Copy each line below exactly and leave the pictures out.

[Start of RAW DATA]

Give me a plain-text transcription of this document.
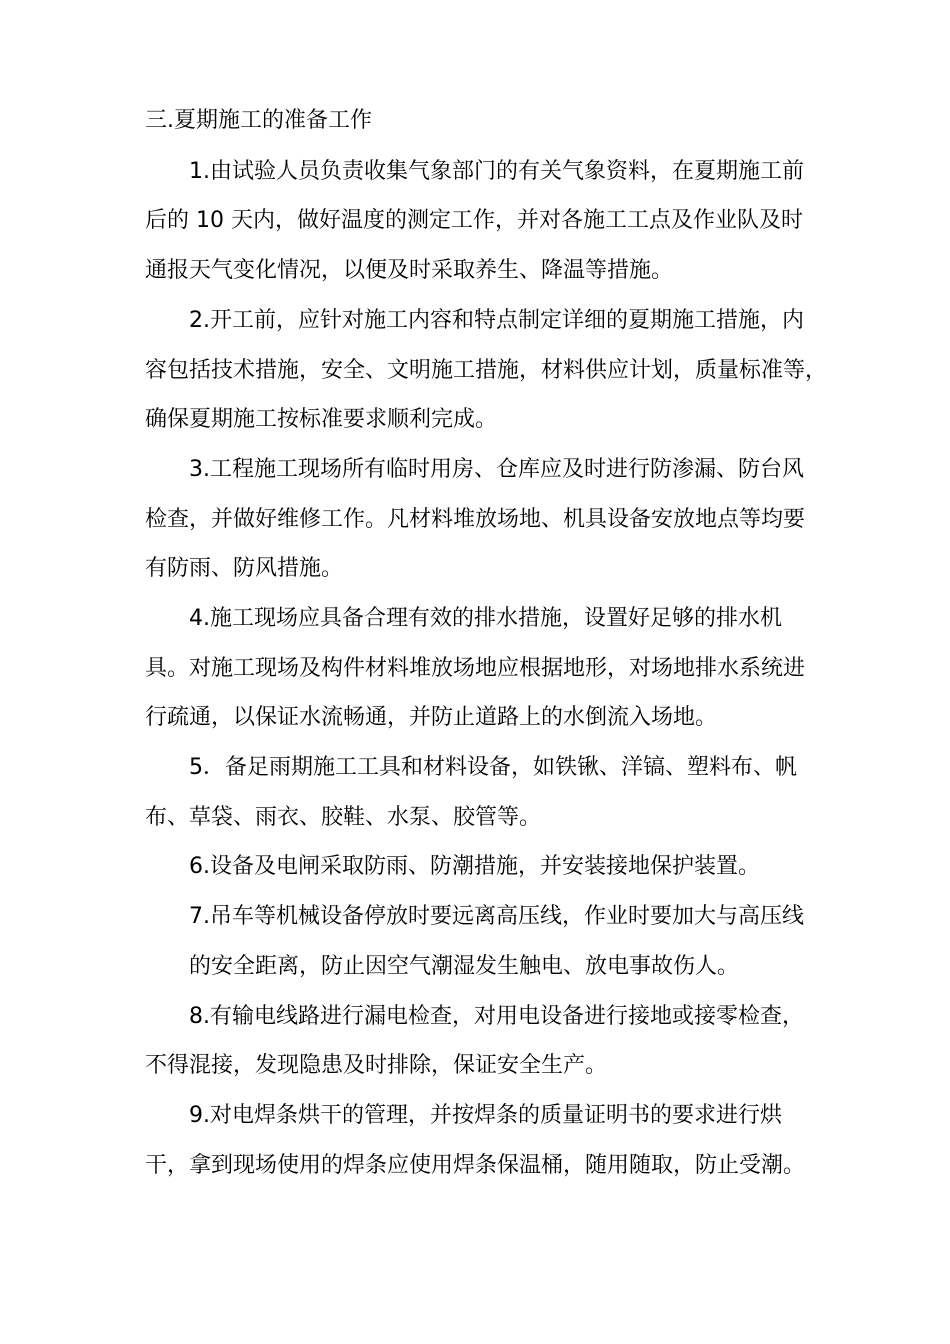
三.夏期施工的准备工作
1.由试验人员负责收集气象部门的有关气象资料，在夏期施工前
后的 10 天内，做好温度的测定工作，并对各施工工点及作业队及时
通报天气变化情况，以便及时采取养生、降温等措施。
2.开工前，应针对施工内容和特点制定详细的夏期施工措施，内
容包括技术措施，安全、文明施工措施，材料供应计划，质量标准等，
确保夏期施工按标准要求顺利完成。
3.工程施工现场所有临时用房、仓库应及时进行防渗漏、防台风
检查，并做好维修工作。凡材料堆放场地、机具设备安放地点等均要
有防雨、防风措施。
4.施工现场应具备合理有效的排水措施，设置好足够的排水机
具。对施工现场及构件材料堆放场地应根据地形，对场地排水系统进
行疏通，以保证水流畅通，并防止道路上的水倒流入场地。
5．备足雨期施工工具和材料设备，如铁锹、洋镐、塑料布、帆
布、草袋、雨衣、胶鞋、水泵、胶管等。
6.设备及电闸采取防雨、防潮措施，并安装接地保护装置。
7.吊车等机械设备停放时要远离高压线，作业时要加大与高压线
的安全距离，防止因空气潮湿发生触电、放电事故伤人。
8.有输电线路进行漏电检查，对用电设备进行接地或接零检查，
不得混接，发现隐患及时排除，保证安全生产。
9.对电焊条烘干的管理，并按焊条的质量证明书的要求进行烘
干，拿到现场使用的焊条应使用焊条保温桶，随用随取，防止受潮。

[End of RAW DATA]

**OUTPUT FOR THIS EXERCISE**
Give me a plain-text transcription of this document.
三.夏期施工的准备工作
1.由试验人员负责收集气象部门的有关气象资料，在夏期施工前
后的 10 天内，做好温度的测定工作，并对各施工工点及作业队及时
通报天气变化情况，以便及时采取养生、降温等措施。
2.开工前，应针对施工内容和特点制定详细的夏期施工措施，内
容包括技术措施，安全、文明施工措施，材料供应计划，质量标准等，
确保夏期施工按标准要求顺利完成。
3.工程施工现场所有临时用房、仓库应及时进行防渗漏、防台风
检查，并做好维修工作。凡材料堆放场地、机具设备安放地点等均要
有防雨、防风措施。
4.施工现场应具备合理有效的排水措施，设置好足够的排水机
具。对施工现场及构件材料堆放场地应根据地形，对场地排水系统进
行疏通，以保证水流畅通，并防止道路上的水倒流入场地。
5．备足雨期施工工具和材料设备，如铁锹、洋镐、塑料布、帆
布、草袋、雨衣、胶鞋、水泵、胶管等。
6.设备及电闸采取防雨、防潮措施，并安装接地保护装置。
7.吊车等机械设备停放时要远离高压线，作业时要加大与高压线
的安全距离，防止因空气潮湿发生触电、放电事故伤人。
8.有输电线路进行漏电检查，对用电设备进行接地或接零检查，
不得混接，发现隐患及时排除，保证安全生产。
9.对电焊条烘干的管理，并按焊条的质量证明书的要求进行烘
干，拿到现场使用的焊条应使用焊条保温桶，随用随取，防止受潮。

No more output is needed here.